** start **

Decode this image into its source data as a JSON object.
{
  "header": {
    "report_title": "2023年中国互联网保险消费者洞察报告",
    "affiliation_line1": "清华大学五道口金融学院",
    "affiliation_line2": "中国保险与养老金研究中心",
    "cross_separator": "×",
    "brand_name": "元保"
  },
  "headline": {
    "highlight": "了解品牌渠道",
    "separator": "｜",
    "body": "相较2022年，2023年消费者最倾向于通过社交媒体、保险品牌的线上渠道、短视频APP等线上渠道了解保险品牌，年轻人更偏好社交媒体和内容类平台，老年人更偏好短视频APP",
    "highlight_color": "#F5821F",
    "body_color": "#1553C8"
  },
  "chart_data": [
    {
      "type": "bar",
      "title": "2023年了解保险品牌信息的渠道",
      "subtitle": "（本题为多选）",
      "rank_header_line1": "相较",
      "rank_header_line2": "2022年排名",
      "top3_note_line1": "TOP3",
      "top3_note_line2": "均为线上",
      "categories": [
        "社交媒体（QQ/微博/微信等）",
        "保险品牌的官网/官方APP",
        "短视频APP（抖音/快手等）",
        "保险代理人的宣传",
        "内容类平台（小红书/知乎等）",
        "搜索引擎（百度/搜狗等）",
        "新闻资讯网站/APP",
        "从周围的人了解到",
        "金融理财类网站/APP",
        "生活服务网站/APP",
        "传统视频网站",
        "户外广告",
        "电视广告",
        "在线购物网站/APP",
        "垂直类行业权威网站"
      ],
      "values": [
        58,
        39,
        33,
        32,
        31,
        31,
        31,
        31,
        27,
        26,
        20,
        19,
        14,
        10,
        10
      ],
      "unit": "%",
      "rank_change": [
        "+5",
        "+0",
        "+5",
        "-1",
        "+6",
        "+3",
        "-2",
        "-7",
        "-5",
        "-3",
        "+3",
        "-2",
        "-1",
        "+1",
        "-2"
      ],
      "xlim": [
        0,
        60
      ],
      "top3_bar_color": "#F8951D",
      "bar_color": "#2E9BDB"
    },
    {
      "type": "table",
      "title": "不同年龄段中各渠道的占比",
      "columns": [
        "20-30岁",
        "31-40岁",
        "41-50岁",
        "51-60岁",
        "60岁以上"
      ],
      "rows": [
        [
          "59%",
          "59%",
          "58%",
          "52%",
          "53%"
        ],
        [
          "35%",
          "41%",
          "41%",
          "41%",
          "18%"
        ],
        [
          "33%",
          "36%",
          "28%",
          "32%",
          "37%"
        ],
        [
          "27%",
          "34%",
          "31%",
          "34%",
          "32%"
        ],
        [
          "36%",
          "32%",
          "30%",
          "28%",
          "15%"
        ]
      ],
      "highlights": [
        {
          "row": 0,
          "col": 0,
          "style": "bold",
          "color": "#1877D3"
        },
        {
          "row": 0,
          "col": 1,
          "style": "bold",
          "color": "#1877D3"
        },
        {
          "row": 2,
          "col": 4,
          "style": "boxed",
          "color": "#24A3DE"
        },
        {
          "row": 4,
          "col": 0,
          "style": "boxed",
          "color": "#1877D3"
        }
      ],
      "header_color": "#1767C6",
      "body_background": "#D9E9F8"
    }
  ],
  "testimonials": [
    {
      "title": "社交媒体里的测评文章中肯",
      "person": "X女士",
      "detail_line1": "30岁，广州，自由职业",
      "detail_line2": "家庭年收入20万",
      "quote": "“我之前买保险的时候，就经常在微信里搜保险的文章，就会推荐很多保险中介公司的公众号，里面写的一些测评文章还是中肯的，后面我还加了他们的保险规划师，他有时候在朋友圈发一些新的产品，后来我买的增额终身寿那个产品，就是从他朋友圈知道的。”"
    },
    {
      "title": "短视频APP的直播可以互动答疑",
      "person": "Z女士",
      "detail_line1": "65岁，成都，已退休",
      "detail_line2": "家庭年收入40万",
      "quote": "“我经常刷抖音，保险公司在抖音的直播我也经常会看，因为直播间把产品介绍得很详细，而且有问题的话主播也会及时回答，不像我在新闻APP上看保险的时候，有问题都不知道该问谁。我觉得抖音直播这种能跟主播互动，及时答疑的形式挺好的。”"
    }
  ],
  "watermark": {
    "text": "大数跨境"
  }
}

** end **

§ **Job**:
Write out the full listing exactly as given.

§ **Solution for this task**:
Decode this image into its source data as a JSON object.
{
  "header": {
    "report_title": "2023年中国互联网保险消费者洞察报告",
    "affiliation_line1": "清华大学五道口金融学院",
    "affiliation_line2": "中国保险与养老金研究中心",
    "cross_separator": "×",
    "brand_name": "元保"
  },
  "headline": {
    "highlight": "了解品牌渠道",
    "separator": "｜",
    "body": "相较2022年，2023年消费者最倾向于通过社交媒体、保险品牌的线上渠道、短视频APP等线上渠道了解保险品牌，年轻人更偏好社交媒体和内容类平台，老年人更偏好短视频APP",
    "highlight_color": "#F5821F",
    "body_color": "#1553C8"
  },
  "chart_data": [
    {
      "type": "bar",
      "title": "2023年了解保险品牌信息的渠道",
      "subtitle": "（本题为多选）",
      "rank_header_line1": "相较",
      "rank_header_line2": "2022年排名",
      "top3_note_line1": "TOP3",
      "top3_note_line2": "均为线上",
      "categories": [
        "社交媒体（QQ/微博/微信等）",
        "保险品牌的官网/官方APP",
        "短视频APP（抖音/快手等）",
        "保险代理人的宣传",
        "内容类平台（小红书/知乎等）",
        "搜索引擎（百度/搜狗等）",
        "新闻资讯网站/APP",
        "从周围的人了解到",
        "金融理财类网站/APP",
        "生活服务网站/APP",
        "传统视频网站",
        "户外广告",
        "电视广告",
        "在线购物网站/APP",
        "垂直类行业权威网站"
      ],
      "values": [
        58,
        39,
        33,
        32,
        31,
        31,
        31,
        31,
        27,
        26,
        20,
        19,
        14,
        10,
        10
      ],
      "unit": "%",
      "rank_change": [
        "+5",
        "+0",
        "+5",
        "-1",
        "+6",
        "+3",
        "-2",
        "-7",
        "-5",
        "-3",
        "+3",
        "-2",
        "-1",
        "+1",
        "-2"
      ],
      "xlim": [
        0,
        60
      ],
      "top3_bar_color": "#F8951D",
      "bar_color": "#2E9BDB"
    },
    {
      "type": "table",
      "title": "不同年龄段中各渠道的占比",
      "columns": [
        "20-30岁",
        "31-40岁",
        "41-50岁",
        "51-60岁",
        "60岁以上"
      ],
      "rows": [
        [
          "59%",
          "59%",
          "58%",
          "52%",
          "53%"
        ],
        [
          "35%",
          "41%",
          "41%",
          "41%",
          "18%"
        ],
        [
          "33%",
          "36%",
          "28%",
          "32%",
          "37%"
        ],
        [
          "27%",
          "34%",
          "31%",
          "34%",
          "32%"
        ],
        [
          "36%",
          "32%",
          "30%",
          "28%",
          "15%"
        ]
      ],
      "highlights": [
        {
          "row": 0,
          "col": 0,
          "style": "bold",
          "color": "#1877D3"
        },
        {
          "row": 0,
          "col": 1,
          "style": "bold",
          "color": "#1877D3"
        },
        {
          "row": 2,
          "col": 4,
          "style": "boxed",
          "color": "#24A3DE"
        },
        {
          "row": 4,
          "col": 0,
          "style": "boxed",
          "color": "#1877D3"
        }
      ],
      "header_color": "#1767C6",
      "body_background": "#D9E9F8"
    }
  ],
  "testimonials": [
    {
      "title": "社交媒体里的测评文章中肯",
      "person": "X女士",
      "detail_line1": "30岁，广州，自由职业",
      "detail_line2": "家庭年收入20万",
      "quote": "“我之前买保险的时候，就经常在微信里搜保险的文章，就会推荐很多保险中介公司的公众号，里面写的一些测评文章还是中肯的，后面我还加了他们的保险规划师，他有时候在朋友圈发一些新的产品，后来我买的增额终身寿那个产品，就是从他朋友圈知道的。”"
    },
    {
      "title": "短视频APP的直播可以互动答疑",
      "person": "Z女士",
      "detail_line1": "65岁，成都，已退休",
      "detail_line2": "家庭年收入40万",
      "quote": "“我经常刷抖音，保险公司在抖音的直播我也经常会看，因为直播间把产品介绍得很详细，而且有问题的话主播也会及时回答，不像我在新闻APP上看保险的时候，有问题都不知道该问谁。我觉得抖音直播这种能跟主播互动，及时答疑的形式挺好的。”"
    }
  ],
  "watermark": {
    "text": "大数跨境"
  }
}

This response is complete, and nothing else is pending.